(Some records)
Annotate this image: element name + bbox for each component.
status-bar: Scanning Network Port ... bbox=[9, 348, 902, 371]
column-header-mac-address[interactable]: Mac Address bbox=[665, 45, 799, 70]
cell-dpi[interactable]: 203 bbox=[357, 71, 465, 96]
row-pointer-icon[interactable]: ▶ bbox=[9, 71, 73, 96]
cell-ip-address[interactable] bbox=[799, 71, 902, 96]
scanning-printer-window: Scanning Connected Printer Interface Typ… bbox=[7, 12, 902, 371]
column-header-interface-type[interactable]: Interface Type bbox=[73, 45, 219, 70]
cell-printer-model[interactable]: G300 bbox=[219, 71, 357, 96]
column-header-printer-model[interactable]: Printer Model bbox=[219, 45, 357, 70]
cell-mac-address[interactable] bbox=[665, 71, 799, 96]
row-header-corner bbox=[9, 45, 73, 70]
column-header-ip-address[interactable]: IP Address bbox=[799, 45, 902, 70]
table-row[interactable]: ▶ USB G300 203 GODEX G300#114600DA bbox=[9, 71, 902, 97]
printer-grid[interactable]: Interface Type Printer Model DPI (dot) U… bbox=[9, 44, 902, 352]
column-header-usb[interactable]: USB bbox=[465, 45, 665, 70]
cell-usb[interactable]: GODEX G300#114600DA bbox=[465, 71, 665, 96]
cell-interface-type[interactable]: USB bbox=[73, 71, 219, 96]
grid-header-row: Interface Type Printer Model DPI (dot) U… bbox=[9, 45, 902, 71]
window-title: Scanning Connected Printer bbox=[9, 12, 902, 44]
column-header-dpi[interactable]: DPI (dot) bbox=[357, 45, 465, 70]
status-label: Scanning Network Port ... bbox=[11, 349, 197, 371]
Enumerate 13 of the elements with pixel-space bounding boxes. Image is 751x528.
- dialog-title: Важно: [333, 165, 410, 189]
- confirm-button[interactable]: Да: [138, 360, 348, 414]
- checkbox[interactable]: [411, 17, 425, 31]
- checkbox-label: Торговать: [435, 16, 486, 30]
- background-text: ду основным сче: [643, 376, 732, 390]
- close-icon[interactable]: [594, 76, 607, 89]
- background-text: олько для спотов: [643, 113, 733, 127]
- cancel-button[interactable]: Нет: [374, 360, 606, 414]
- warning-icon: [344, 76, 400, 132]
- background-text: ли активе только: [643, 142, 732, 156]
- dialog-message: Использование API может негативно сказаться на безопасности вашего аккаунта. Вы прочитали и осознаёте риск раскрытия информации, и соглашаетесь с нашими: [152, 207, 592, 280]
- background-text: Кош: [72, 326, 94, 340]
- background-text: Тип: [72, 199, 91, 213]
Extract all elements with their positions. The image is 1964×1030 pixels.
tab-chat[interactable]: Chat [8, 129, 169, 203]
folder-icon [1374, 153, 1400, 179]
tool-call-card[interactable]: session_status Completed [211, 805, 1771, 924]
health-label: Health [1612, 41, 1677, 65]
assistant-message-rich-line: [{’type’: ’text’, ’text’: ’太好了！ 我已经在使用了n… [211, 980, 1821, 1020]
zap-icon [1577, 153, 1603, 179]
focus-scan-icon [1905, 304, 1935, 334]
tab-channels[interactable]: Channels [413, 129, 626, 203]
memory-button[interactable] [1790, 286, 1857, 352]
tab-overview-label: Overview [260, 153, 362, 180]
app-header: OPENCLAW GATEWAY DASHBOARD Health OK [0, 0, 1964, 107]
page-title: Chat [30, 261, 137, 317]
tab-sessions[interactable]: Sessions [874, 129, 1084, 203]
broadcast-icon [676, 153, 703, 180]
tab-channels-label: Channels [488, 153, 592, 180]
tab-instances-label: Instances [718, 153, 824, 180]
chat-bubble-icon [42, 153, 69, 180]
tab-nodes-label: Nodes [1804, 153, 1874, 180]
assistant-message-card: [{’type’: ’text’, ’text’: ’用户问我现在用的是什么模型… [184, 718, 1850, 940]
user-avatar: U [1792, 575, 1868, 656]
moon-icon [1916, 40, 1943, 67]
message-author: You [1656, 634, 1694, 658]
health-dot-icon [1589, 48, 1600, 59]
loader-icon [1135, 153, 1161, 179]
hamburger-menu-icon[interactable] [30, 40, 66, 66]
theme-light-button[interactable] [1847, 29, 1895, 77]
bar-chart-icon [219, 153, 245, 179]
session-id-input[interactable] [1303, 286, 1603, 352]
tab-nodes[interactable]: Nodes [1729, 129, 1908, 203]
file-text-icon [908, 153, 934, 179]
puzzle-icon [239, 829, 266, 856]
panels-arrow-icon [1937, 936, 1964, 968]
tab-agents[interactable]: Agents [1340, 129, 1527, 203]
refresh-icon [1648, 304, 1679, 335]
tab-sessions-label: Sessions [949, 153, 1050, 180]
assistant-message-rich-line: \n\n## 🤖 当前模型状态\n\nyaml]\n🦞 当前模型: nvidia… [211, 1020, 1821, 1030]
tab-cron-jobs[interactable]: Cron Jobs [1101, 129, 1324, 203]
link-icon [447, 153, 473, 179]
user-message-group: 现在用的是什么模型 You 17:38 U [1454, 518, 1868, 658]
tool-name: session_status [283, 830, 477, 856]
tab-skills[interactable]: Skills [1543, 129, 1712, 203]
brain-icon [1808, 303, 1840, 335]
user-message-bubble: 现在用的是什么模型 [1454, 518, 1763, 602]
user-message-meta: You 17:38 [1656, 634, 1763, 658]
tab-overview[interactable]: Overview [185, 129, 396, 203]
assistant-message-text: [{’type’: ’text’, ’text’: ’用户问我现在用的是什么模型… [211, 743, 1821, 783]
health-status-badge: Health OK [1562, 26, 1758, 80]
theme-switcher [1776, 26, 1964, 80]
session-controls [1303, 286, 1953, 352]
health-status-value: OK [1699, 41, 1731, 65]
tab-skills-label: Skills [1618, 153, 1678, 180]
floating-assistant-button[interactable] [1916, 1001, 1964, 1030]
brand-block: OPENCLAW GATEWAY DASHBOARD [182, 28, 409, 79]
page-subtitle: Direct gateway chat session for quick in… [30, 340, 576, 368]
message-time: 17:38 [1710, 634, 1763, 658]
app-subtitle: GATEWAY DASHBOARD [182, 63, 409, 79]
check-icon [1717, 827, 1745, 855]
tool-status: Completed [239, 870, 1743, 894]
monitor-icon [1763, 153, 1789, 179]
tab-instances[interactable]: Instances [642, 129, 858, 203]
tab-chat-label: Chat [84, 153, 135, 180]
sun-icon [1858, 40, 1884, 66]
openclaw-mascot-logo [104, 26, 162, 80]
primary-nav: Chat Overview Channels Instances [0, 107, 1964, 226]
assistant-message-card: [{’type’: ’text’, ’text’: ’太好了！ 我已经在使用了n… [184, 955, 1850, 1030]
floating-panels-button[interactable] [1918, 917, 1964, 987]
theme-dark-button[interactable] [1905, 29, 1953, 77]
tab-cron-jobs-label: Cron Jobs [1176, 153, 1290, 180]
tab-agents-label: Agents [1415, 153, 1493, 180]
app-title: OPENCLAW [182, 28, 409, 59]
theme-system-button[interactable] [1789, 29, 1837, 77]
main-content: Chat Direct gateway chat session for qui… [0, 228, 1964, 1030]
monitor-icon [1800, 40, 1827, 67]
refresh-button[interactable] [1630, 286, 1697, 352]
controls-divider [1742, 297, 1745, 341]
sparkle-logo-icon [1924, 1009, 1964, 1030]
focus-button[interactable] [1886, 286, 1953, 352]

## Short exercise
Convert the material above into a JSON array of strings, one string per line, omitting blank lines.

## Full solution
[
  "Annotate this image: element name + bbox for each component.",
  "status-bar: Scanning Network Port ... bbox=[9, 348, 902, 371]",
  "column-header-mac-address[interactable]: Mac Address bbox=[665, 45, 799, 70]",
  "cell-dpi[interactable]: 203 bbox=[357, 71, 465, 96]",
  "row-pointer-icon[interactable]: ▶ bbox=[9, 71, 73, 96]",
  "cell-ip-address[interactable] bbox=[799, 71, 902, 96]",
  "scanning-printer-window: Scanning Connected Printer Interface Typ… bbox=[7, 12, 902, 371]",
  "column-header-interface-type[interactable]: Interface Type bbox=[73, 45, 219, 70]",
  "cell-printer-model[interactable]: G300 bbox=[219, 71, 357, 96]",
  "column-header-printer-model[interactable]: Printer Model bbox=[219, 45, 357, 70]",
  "cell-mac-address[interactable] bbox=[665, 71, 799, 96]",
  "row-header-corner bbox=[9, 45, 73, 70]",
  "column-header-ip-address[interactable]: IP Address bbox=[799, 45, 902, 70]",
  "table-row[interactable]: ▶ USB G300 203 GODEX G300#114600DA bbox=[9, 71, 902, 97]",
  "printer-grid[interactable]: Interface Type Printer Model DPI (dot) U… bbox=[9, 44, 902, 352]",
  "column-header-usb[interactable]: USB bbox=[465, 45, 665, 70]",
  "cell-usb[interactable]: GODEX G300#114600DA bbox=[465, 71, 665, 96]",
  "cell-interface-type[interactable]: USB bbox=[73, 71, 219, 96]",
  "grid-header-row: Interface Type Printer Model DPI (dot) U… bbox=[9, 45, 902, 71]",
  "window-title: Scanning Connected Printer bbox=[9, 12, 902, 44]",
  "column-header-dpi[interactable]: DPI (dot) bbox=[357, 45, 465, 70]",
  "status-label: Scanning Network Port ... bbox=[11, 349, 197, 371]",
  "Enumerate 13 of the elements with pixel-space bounding boxes. Image is 751x528.",
  "- dialog-title: Важно: [333, 165, 410, 189]",
  "- confirm-button[interactable]: Да: [138, 360, 348, 414]",
  "- checkbox[interactable]: [411, 17, 425, 31]",
  "- checkbox-label: Торговать: [435, 16, 486, 30]",
  "- background-text: ду основным сче: [643, 376, 732, 390]",
  "- close-icon[interactable]: [594, 76, 607, 89]",
  "- background-text: олько для спотов: [643, 113, 733, 127]",
  "- cancel-button[interactable]: Нет: [374, 360, 606, 414]",
  "- warning-icon: [344, 76, 400, 132]",
  "- background-text: ли активе только: [643, 142, 732, 156]",
  "- dialog-message: Использование API может негативно сказаться на безопасности вашего аккаунта. Вы прочитали и осознаёте риск раскрытия информации, и соглашаетесь с нашими: [152, 207, 592, 280]",
  "- background-text: Кош: [72, 326, 94, 340]",
  "- background-text: Тип: [72, 199, 91, 213]",
  "Extract all elements with their positions. The image is 1964×1030 pixels.",
  "tab-chat[interactable]: Chat [8, 129, 169, 203]",
  "folder-icon [1374, 153, 1400, 179]",
  "tool-call-card[interactable]: session_status Completed [211, 805, 1771, 924]",
  "health-label: Health [1612, 41, 1677, 65]",
  "assistant-message-rich-line: [{’type’: ’text’, ’text’: ’太好了！ 我已经在使用了n… [211, 980, 1821, 1020]",
  "zap-icon [1577, 153, 1603, 179]",
  "focus-scan-icon [1905, 304, 1935, 334]",
  "tab-channels[interactable]: Channels [413, 129, 626, 203]",
  "memory-button[interactable] [1790, 286, 1857, 352]",
  "tab-overview-label: Overview [260, 153, 362, 180]",
  "app-header: OPENCLAW GATEWAY DASHBOARD Health OK [0, 0, 1964, 107]",
  "page-title: Chat [30, 261, 137, 317]",
  "tab-sessions[interactable]: Sessions [874, 129, 1084, 203]",
  "broadcast-icon [676, 153, 703, 180]",
  "tab-channels-label: Channels [488, 153, 592, 180]",
  "tab-instances-label: Instances [718, 153, 824, 180]",
  "chat-bubble-icon [42, 153, 69, 180]",
  "tab-nodes-label: Nodes [1804, 153, 1874, 180]",
  "assistant-message-card: [{’type’: ’text’, ’text’: ’用户问我现在用的是什么模型… [184, 718, 1850, 940]",
  "user-avatar: U [1792, 575, 1868, 656]",
  "moon-icon [1916, 40, 1943, 67]",
  "message-author: You [1656, 634, 1694, 658]",
  "health-dot-icon [1589, 48, 1600, 59]",
  "loader-icon [1135, 153, 1161, 179]",
  "hamburger-menu-icon[interactable] [30, 40, 66, 66]",
  "theme-light-button[interactable] [1847, 29, 1895, 77]",
  "bar-chart-icon [219, 153, 245, 179]",
  "session-id-input[interactable] [1303, 286, 1603, 352]",
  "tab-nodes[interactable]: Nodes [1729, 129, 1908, 203]",
  "file-text-icon [908, 153, 934, 179]",
  "puzzle-icon [239, 829, 266, 856]",
  "panels-arrow-icon [1937, 936, 1964, 968]",
  "tab-agents[interactable]: Agents [1340, 129, 1527, 203]",
  "refresh-icon [1648, 304, 1679, 335]",
  "tab-sessions-label: Sessions [949, 153, 1050, 180]",
  "assistant-message-rich-line: \\n\\n## 🤖 当前模型状态\\n\\nyaml]\\n🦞 当前模型: nvidia… [211, 1020, 1821, 1030]",
  "tab-cron-jobs[interactable]: Cron Jobs [1101, 129, 1324, 203]",
  "link-icon [447, 153, 473, 179]",
  "user-message-group: 现在用的是什么模型 You 17:38 U [1454, 518, 1868, 658]",
  "tool-name: session_status [283, 830, 477, 856]",
  "tab-skills[interactable]: Skills [1543, 129, 1712, 203]",
  "brain-icon [1808, 303, 1840, 335]",
  "user-message-bubble: 现在用的是什么模型 [1454, 518, 1763, 602]",
  "user-message-meta: You 17:38 [1656, 634, 1763, 658]",
  "tab-overview[interactable]: Overview [185, 129, 396, 203]",
  "assistant-message-text: [{’type’: ’text’, ’text’: ’用户问我现在用的是什么模型… [211, 743, 1821, 783]",
  "health-status-badge: Health OK [1562, 26, 1758, 80]",
  "theme-switcher [1776, 26, 1964, 80]",
  "session-controls [1303, 286, 1953, 352]",
  "health-status-value: OK [1699, 41, 1731, 65]",
  "tab-skills-label: Skills [1618, 153, 1678, 180]",
  "floating-assistant-button[interactable] [1916, 1001, 1964, 1030]",
  "brand-block: OPENCLAW GATEWAY DASHBOARD [182, 28, 409, 79]",
  "page-subtitle: Direct gateway chat session for quick in… [30, 340, 576, 368]",
  "message-time: 17:38 [1710, 634, 1763, 658]",
  "app-subtitle: GATEWAY DASHBOARD [182, 63, 409, 79]",
  "check-icon [1717, 827, 1745, 855]",
  "tool-status: Completed [239, 870, 1743, 894]",
  "monitor-icon [1763, 153, 1789, 179]",
  "tab-instances[interactable]: Instances [642, 129, 858, 203]",
  "tab-chat-label: Chat [84, 153, 135, 180]",
  "sun-icon [1858, 40, 1884, 66]",
  "openclaw-mascot-logo [104, 26, 162, 80]",
  "primary-nav: Chat Overview Channels Instances [0, 107, 1964, 226]",
  "assistant-message-card: [{’type’: ’text’, ’text’: ’太好了！ 我已经在使用了n… [184, 955, 1850, 1030]",
  "floating-panels-button[interactable] [1918, 917, 1964, 987]",
  "theme-dark-button[interactable] [1905, 29, 1953, 77]",
  "tab-cron-jobs-label: Cron Jobs [1176, 153, 1290, 180]",
  "tab-agents-label: Agents [1415, 153, 1493, 180]",
  "app-title: OPENCLAW [182, 28, 409, 59]",
  "theme-system-button[interactable] [1789, 29, 1837, 77]",
  "main-content: Chat Direct gateway chat session for qui… [0, 228, 1964, 1030]",
  "monitor-icon [1800, 40, 1827, 67]",
  "refresh-button[interactable] [1630, 286, 1697, 352]",
  "controls-divider [1742, 297, 1745, 341]",
  "sparkle-logo-icon [1924, 1009, 1964, 1030]",
  "focus-button[interactable] [1886, 286, 1953, 352]"
]